* begin *

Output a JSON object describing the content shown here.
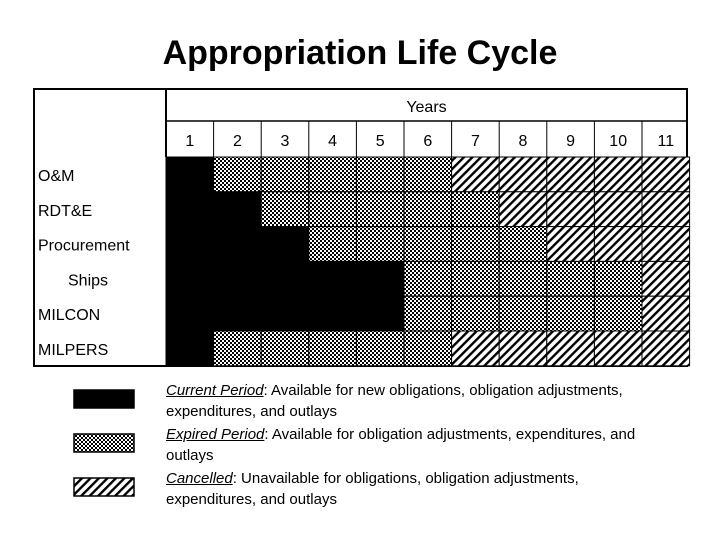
{
  "title": "Appropriation Life Cycle",
  "header": {
    "years_label": "Years"
  },
  "years": [
    "1",
    "2",
    "3",
    "4",
    "5",
    "6",
    "7",
    "8",
    "9",
    "10",
    "11"
  ],
  "rows": [
    {
      "label": "O&M",
      "indent": false,
      "states": [
        "current",
        "expired",
        "expired",
        "expired",
        "expired",
        "expired",
        "cancelled",
        "cancelled",
        "cancelled",
        "cancelled",
        "cancelled"
      ]
    },
    {
      "label": "RDT&E",
      "indent": false,
      "states": [
        "current",
        "current",
        "expired",
        "expired",
        "expired",
        "expired",
        "expired",
        "cancelled",
        "cancelled",
        "cancelled",
        "cancelled"
      ]
    },
    {
      "label": "Procurement",
      "indent": false,
      "states": [
        "current",
        "current",
        "current",
        "expired",
        "expired",
        "expired",
        "expired",
        "expired",
        "cancelled",
        "cancelled",
        "cancelled"
      ]
    },
    {
      "label": "Ships",
      "indent": true,
      "states": [
        "current",
        "current",
        "current",
        "current",
        "current",
        "expired",
        "expired",
        "expired",
        "expired",
        "expired",
        "cancelled"
      ]
    },
    {
      "label": "MILCON",
      "indent": false,
      "states": [
        "current",
        "current",
        "current",
        "current",
        "current",
        "expired",
        "expired",
        "expired",
        "expired",
        "expired",
        "cancelled"
      ]
    },
    {
      "label": "MILPERS",
      "indent": false,
      "states": [
        "current",
        "expired",
        "expired",
        "expired",
        "expired",
        "expired",
        "cancelled",
        "cancelled",
        "cancelled",
        "cancelled",
        "cancelled"
      ]
    }
  ],
  "legend": [
    {
      "key": "current",
      "term": "Current Period",
      "text": ":  Available for new obligations, obligation adjustments, expenditures, and outlays"
    },
    {
      "key": "expired",
      "term": "Expired Period",
      "text": ":  Available for obligation adjustments, expenditures, and outlays"
    },
    {
      "key": "cancelled",
      "term": "Cancelled",
      "text": ":  Unavailable for obligations, obligation adjustments, expenditures, and outlays"
    }
  ]
}
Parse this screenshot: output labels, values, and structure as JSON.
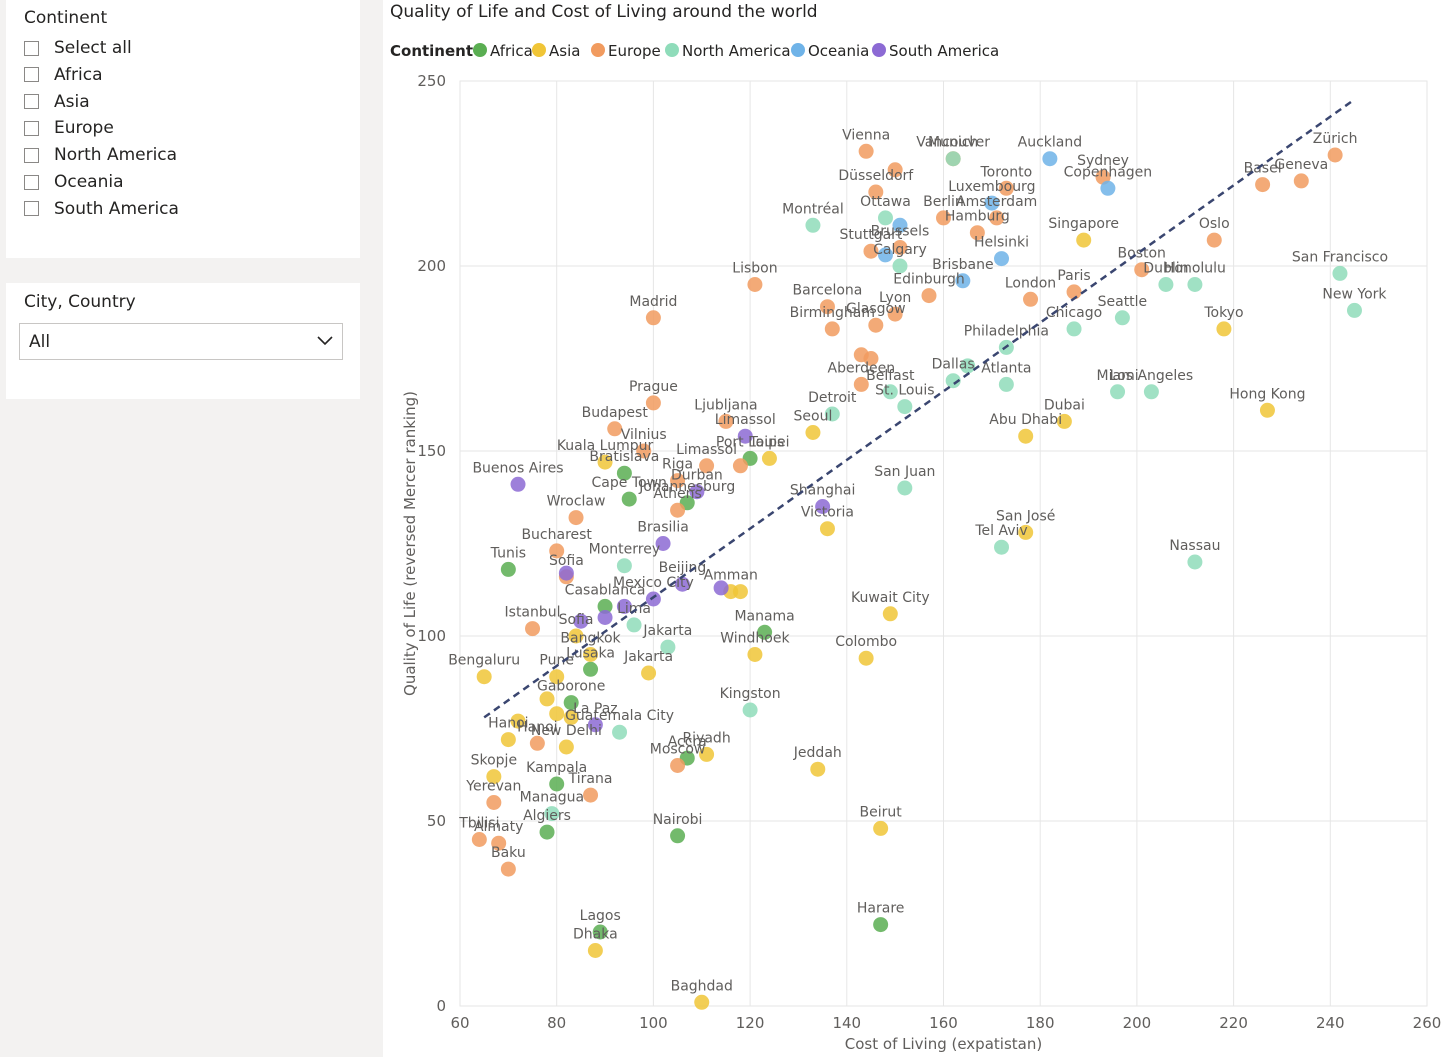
{
  "filters": {
    "continent": {
      "title": "Continent",
      "items": [
        {
          "label": "Select all",
          "checked": false
        },
        {
          "label": "Africa",
          "checked": false
        },
        {
          "label": "Asia",
          "checked": false
        },
        {
          "label": "Europe",
          "checked": false
        },
        {
          "label": "North America",
          "checked": false
        },
        {
          "label": "Oceania",
          "checked": false
        },
        {
          "label": "South America",
          "checked": false
        }
      ]
    },
    "city": {
      "title": "City, Country",
      "value": "All"
    }
  },
  "chart_data": {
    "type": "scatter",
    "title": "Quality of Life and Cost of Living around the world",
    "xlabel": "Cost of Living (expatistan)",
    "ylabel": "Quality of Life (reversed Mercer ranking)",
    "xlim": [
      60,
      260
    ],
    "ylim": [
      0,
      250
    ],
    "xticks": [
      60,
      80,
      100,
      120,
      140,
      160,
      180,
      200,
      220,
      240,
      260
    ],
    "yticks": [
      0,
      50,
      100,
      150,
      200,
      250
    ],
    "grid": true,
    "legend": {
      "title": "Continent",
      "position": "top-left"
    },
    "trendline": {
      "x": [
        65,
        245
      ],
      "y": [
        78,
        245
      ],
      "style": "dashed"
    },
    "series": [
      {
        "name": "Africa",
        "color": "#5aae52",
        "points": [
          {
            "x": 70,
            "y": 118,
            "label": "Tunis"
          },
          {
            "x": 90,
            "y": 108,
            "label": "Casablanca"
          },
          {
            "x": 123,
            "y": 101,
            "label": "Manama"
          },
          {
            "x": 94,
            "y": 144,
            "label": "Bratislava"
          },
          {
            "x": 95,
            "y": 137,
            "label": "Cape Town"
          },
          {
            "x": 107,
            "y": 136,
            "label": "Johannesburg"
          },
          {
            "x": 120,
            "y": 148,
            "label": "Port Louis"
          },
          {
            "x": 87,
            "y": 91,
            "label": "Lusaka"
          },
          {
            "x": 83,
            "y": 82,
            "label": "Gaborone"
          },
          {
            "x": 80,
            "y": 60,
            "label": "Kampala"
          },
          {
            "x": 78,
            "y": 47,
            "label": "Algiers"
          },
          {
            "x": 105,
            "y": 46,
            "label": "Nairobi"
          },
          {
            "x": 107,
            "y": 67,
            "label": "Accra"
          },
          {
            "x": 89,
            "y": 20,
            "label": "Lagos"
          },
          {
            "x": 147,
            "y": 22,
            "label": "Harare"
          }
        ]
      },
      {
        "name": "Asia",
        "color": "#f0c537",
        "points": [
          {
            "x": 65,
            "y": 89,
            "label": "Bengaluru"
          },
          {
            "x": 80,
            "y": 89,
            "label": "Pune"
          },
          {
            "x": 78,
            "y": 83,
            "label": ""
          },
          {
            "x": 72,
            "y": 77,
            "label": ""
          },
          {
            "x": 70,
            "y": 72,
            "label": "Hanoi"
          },
          {
            "x": 82,
            "y": 70,
            "label": "New Delhi"
          },
          {
            "x": 80,
            "y": 79,
            "label": ""
          },
          {
            "x": 83,
            "y": 78,
            "label": ""
          },
          {
            "x": 67,
            "y": 62,
            "label": "Skopje"
          },
          {
            "x": 84,
            "y": 100,
            "label": "Sofia"
          },
          {
            "x": 87,
            "y": 95,
            "label": "Bangkok"
          },
          {
            "x": 99,
            "y": 90,
            "label": "Jakarta"
          },
          {
            "x": 90,
            "y": 147,
            "label": "Kuala Lumpur"
          },
          {
            "x": 116,
            "y": 112,
            "label": "Amman"
          },
          {
            "x": 118,
            "y": 112,
            "label": ""
          },
          {
            "x": 121,
            "y": 95,
            "label": "Windhoek"
          },
          {
            "x": 111,
            "y": 68,
            "label": "Riyadh"
          },
          {
            "x": 134,
            "y": 64,
            "label": "Jeddah"
          },
          {
            "x": 133,
            "y": 155,
            "label": "Seoul"
          },
          {
            "x": 136,
            "y": 129,
            "label": "Victoria"
          },
          {
            "x": 124,
            "y": 148,
            "label": "Taipei"
          },
          {
            "x": 149,
            "y": 106,
            "label": "Kuwait City"
          },
          {
            "x": 144,
            "y": 94,
            "label": "Colombo"
          },
          {
            "x": 147,
            "y": 48,
            "label": "Beirut"
          },
          {
            "x": 88,
            "y": 15,
            "label": "Dhaka"
          },
          {
            "x": 110,
            "y": 1,
            "label": "Baghdad"
          },
          {
            "x": 177,
            "y": 154,
            "label": "Abu Dhabi"
          },
          {
            "x": 185,
            "y": 158,
            "label": "Dubai"
          },
          {
            "x": 177,
            "y": 128,
            "label": "San José"
          },
          {
            "x": 189,
            "y": 207,
            "label": "Singapore"
          },
          {
            "x": 218,
            "y": 183,
            "label": "Tokyo"
          },
          {
            "x": 227,
            "y": 161,
            "label": "Hong Kong"
          }
        ]
      },
      {
        "name": "Europe",
        "color": "#f19b5f",
        "points": [
          {
            "x": 144,
            "y": 231,
            "label": "Vienna"
          },
          {
            "x": 150,
            "y": 226,
            "label": ""
          },
          {
            "x": 162,
            "y": 229,
            "label": "Munich"
          },
          {
            "x": 146,
            "y": 220,
            "label": "Düsseldorf"
          },
          {
            "x": 173,
            "y": 221,
            "label": "Toronto"
          },
          {
            "x": 160,
            "y": 213,
            "label": "Berlin"
          },
          {
            "x": 171,
            "y": 213,
            "label": "Amsterdam"
          },
          {
            "x": 167,
            "y": 209,
            "label": "Hamburg"
          },
          {
            "x": 145,
            "y": 204,
            "label": "Stuttgart"
          },
          {
            "x": 151,
            "y": 205,
            "label": "Brussels"
          },
          {
            "x": 193,
            "y": 224,
            "label": "Sydney"
          },
          {
            "x": 241,
            "y": 230,
            "label": "Zürich"
          },
          {
            "x": 234,
            "y": 223,
            "label": "Geneva"
          },
          {
            "x": 226,
            "y": 222,
            "label": "Basel"
          },
          {
            "x": 216,
            "y": 207,
            "label": "Oslo"
          },
          {
            "x": 201,
            "y": 199,
            "label": "Boston"
          },
          {
            "x": 187,
            "y": 193,
            "label": "Paris"
          },
          {
            "x": 178,
            "y": 191,
            "label": "London"
          },
          {
            "x": 157,
            "y": 192,
            "label": "Edinburgh"
          },
          {
            "x": 150,
            "y": 187,
            "label": "Lyon"
          },
          {
            "x": 146,
            "y": 184,
            "label": "Glasgow"
          },
          {
            "x": 121,
            "y": 195,
            "label": "Lisbon"
          },
          {
            "x": 136,
            "y": 189,
            "label": "Barcelona"
          },
          {
            "x": 137,
            "y": 183,
            "label": "Birmingham"
          },
          {
            "x": 143,
            "y": 176,
            "label": ""
          },
          {
            "x": 145,
            "y": 175,
            "label": ""
          },
          {
            "x": 143,
            "y": 168,
            "label": "Aberdeen"
          },
          {
            "x": 100,
            "y": 186,
            "label": "Madrid"
          },
          {
            "x": 100,
            "y": 163,
            "label": "Prague"
          },
          {
            "x": 92,
            "y": 156,
            "label": "Budapest"
          },
          {
            "x": 115,
            "y": 158,
            "label": "Ljubljana"
          },
          {
            "x": 98,
            "y": 150,
            "label": "Vilnius"
          },
          {
            "x": 111,
            "y": 146,
            "label": "Limassol"
          },
          {
            "x": 118,
            "y": 146,
            "label": ""
          },
          {
            "x": 105,
            "y": 142,
            "label": "Riga"
          },
          {
            "x": 105,
            "y": 134,
            "label": "Athens"
          },
          {
            "x": 84,
            "y": 132,
            "label": "Wroclaw"
          },
          {
            "x": 80,
            "y": 123,
            "label": "Bucharest"
          },
          {
            "x": 82,
            "y": 116,
            "label": "Sofia"
          },
          {
            "x": 75,
            "y": 102,
            "label": "Istanbul"
          },
          {
            "x": 76,
            "y": 71,
            "label": "Hanoi"
          },
          {
            "x": 67,
            "y": 55,
            "label": "Yerevan"
          },
          {
            "x": 64,
            "y": 45,
            "label": "Tbilisi"
          },
          {
            "x": 68,
            "y": 44,
            "label": "Almaty"
          },
          {
            "x": 70,
            "y": 37,
            "label": "Baku"
          },
          {
            "x": 87,
            "y": 57,
            "label": "Tirana"
          },
          {
            "x": 105,
            "y": 65,
            "label": "Moscow"
          }
        ]
      },
      {
        "name": "North America",
        "color": "#8fdcba",
        "points": [
          {
            "x": 133,
            "y": 211,
            "label": "Montréal"
          },
          {
            "x": 148,
            "y": 213,
            "label": "Ottawa"
          },
          {
            "x": 162,
            "y": 229,
            "label": "Vancouver"
          },
          {
            "x": 151,
            "y": 200,
            "label": "Calgary"
          },
          {
            "x": 187,
            "y": 183,
            "label": "Chicago"
          },
          {
            "x": 197,
            "y": 186,
            "label": "Seattle"
          },
          {
            "x": 206,
            "y": 195,
            "label": "Dublin"
          },
          {
            "x": 212,
            "y": 195,
            "label": "Honolulu"
          },
          {
            "x": 242,
            "y": 198,
            "label": "San Francisco"
          },
          {
            "x": 245,
            "y": 188,
            "label": "New York"
          },
          {
            "x": 196,
            "y": 166,
            "label": "Miami"
          },
          {
            "x": 203,
            "y": 166,
            "label": "Los Angeles"
          },
          {
            "x": 173,
            "y": 178,
            "label": "Philadelphia"
          },
          {
            "x": 165,
            "y": 173,
            "label": ""
          },
          {
            "x": 162,
            "y": 169,
            "label": "Dallas"
          },
          {
            "x": 173,
            "y": 168,
            "label": "Atlanta"
          },
          {
            "x": 149,
            "y": 166,
            "label": "Belfast"
          },
          {
            "x": 152,
            "y": 162,
            "label": "St. Louis"
          },
          {
            "x": 137,
            "y": 160,
            "label": "Detroit"
          },
          {
            "x": 152,
            "y": 140,
            "label": "San Juan"
          },
          {
            "x": 172,
            "y": 124,
            "label": "Tel Aviv"
          },
          {
            "x": 212,
            "y": 120,
            "label": "Nassau"
          },
          {
            "x": 94,
            "y": 119,
            "label": "Monterrey"
          },
          {
            "x": 96,
            "y": 103,
            "label": "Lima"
          },
          {
            "x": 103,
            "y": 97,
            "label": "Jakarta"
          },
          {
            "x": 120,
            "y": 80,
            "label": "Kingston"
          },
          {
            "x": 93,
            "y": 74,
            "label": "Guatemala City"
          },
          {
            "x": 79,
            "y": 52,
            "label": "Managua"
          }
        ]
      },
      {
        "name": "Oceania",
        "color": "#6fb3e8",
        "points": [
          {
            "x": 182,
            "y": 229,
            "label": "Auckland"
          },
          {
            "x": 194,
            "y": 221,
            "label": "Copenhagen"
          },
          {
            "x": 170,
            "y": 217,
            "label": "Luxembourg"
          },
          {
            "x": 151,
            "y": 211,
            "label": ""
          },
          {
            "x": 148,
            "y": 203,
            "label": ""
          },
          {
            "x": 172,
            "y": 202,
            "label": "Helsinki"
          },
          {
            "x": 164,
            "y": 196,
            "label": "Brisbane"
          }
        ]
      },
      {
        "name": "South America",
        "color": "#8c6ad4",
        "points": [
          {
            "x": 72,
            "y": 141,
            "label": "Buenos Aires"
          },
          {
            "x": 119,
            "y": 154,
            "label": "Limassol"
          },
          {
            "x": 109,
            "y": 139,
            "label": "Durban"
          },
          {
            "x": 135,
            "y": 135,
            "label": "Shanghai"
          },
          {
            "x": 102,
            "y": 125,
            "label": "Brasilia"
          },
          {
            "x": 82,
            "y": 117,
            "label": ""
          },
          {
            "x": 106,
            "y": 114,
            "label": "Beijing"
          },
          {
            "x": 114,
            "y": 113,
            "label": ""
          },
          {
            "x": 100,
            "y": 110,
            "label": "Mexico City"
          },
          {
            "x": 94,
            "y": 108,
            "label": ""
          },
          {
            "x": 90,
            "y": 105,
            "label": ""
          },
          {
            "x": 85,
            "y": 104,
            "label": ""
          },
          {
            "x": 88,
            "y": 76,
            "label": "La Paz"
          }
        ]
      }
    ]
  }
}
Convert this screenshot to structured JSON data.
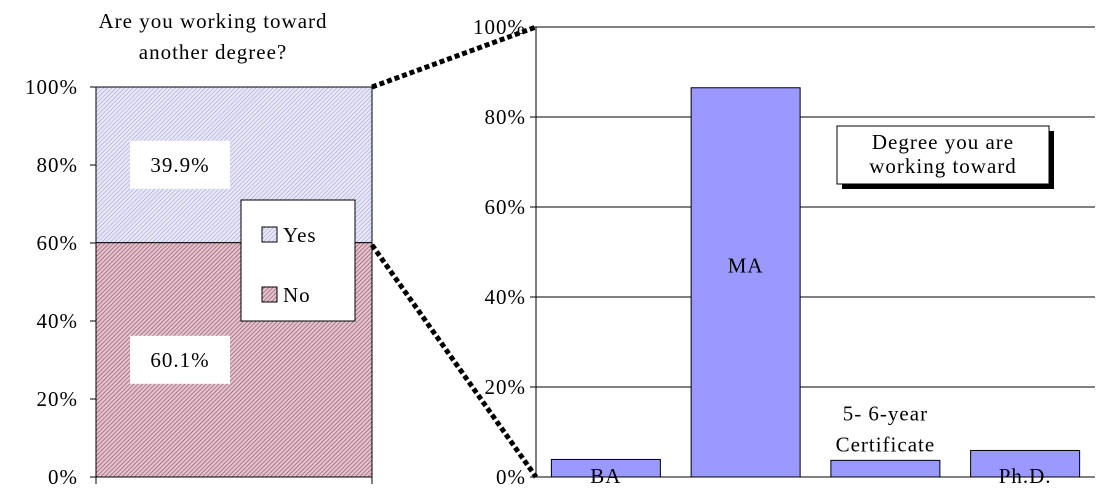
{
  "chart_data": [
    {
      "type": "bar",
      "stacked": true,
      "title": "Are you working toward another degree?",
      "title_lines": [
        "Are you working toward",
        "another degree?"
      ],
      "ylim": [
        0,
        100
      ],
      "y_ticks": [
        "0%",
        "20%",
        "40%",
        "60%",
        "80%",
        "100%"
      ],
      "series": [
        {
          "name": "No",
          "value": 60.1,
          "label": "60.1%",
          "color": "#c58b9e"
        },
        {
          "name": "Yes",
          "value": 39.9,
          "label": "39.9%",
          "color": "#c8c9ee"
        }
      ],
      "legend": [
        "Yes",
        "No"
      ],
      "legend_position": "right-overlapping"
    },
    {
      "type": "bar",
      "title": "Degree you are working toward",
      "title_lines": [
        "Degree you are",
        "working toward"
      ],
      "ylim": [
        0,
        100
      ],
      "y_ticks": [
        "0%",
        "20%",
        "40%",
        "60%",
        "80%",
        "100%"
      ],
      "grid": true,
      "bar_color": "#9999ff",
      "categories": [
        "BA",
        "MA",
        "5- 6-year Certificate",
        "Ph.D."
      ],
      "category_label_lines": [
        [
          "BA"
        ],
        [
          "MA"
        ],
        [
          "5- 6-year",
          "Certificate"
        ],
        [
          "Ph.D."
        ]
      ],
      "values": [
        3.9,
        86.5,
        3.7,
        5.9
      ]
    }
  ]
}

* end *

Compute how many lines include the string "Period", then give that number by itself.

2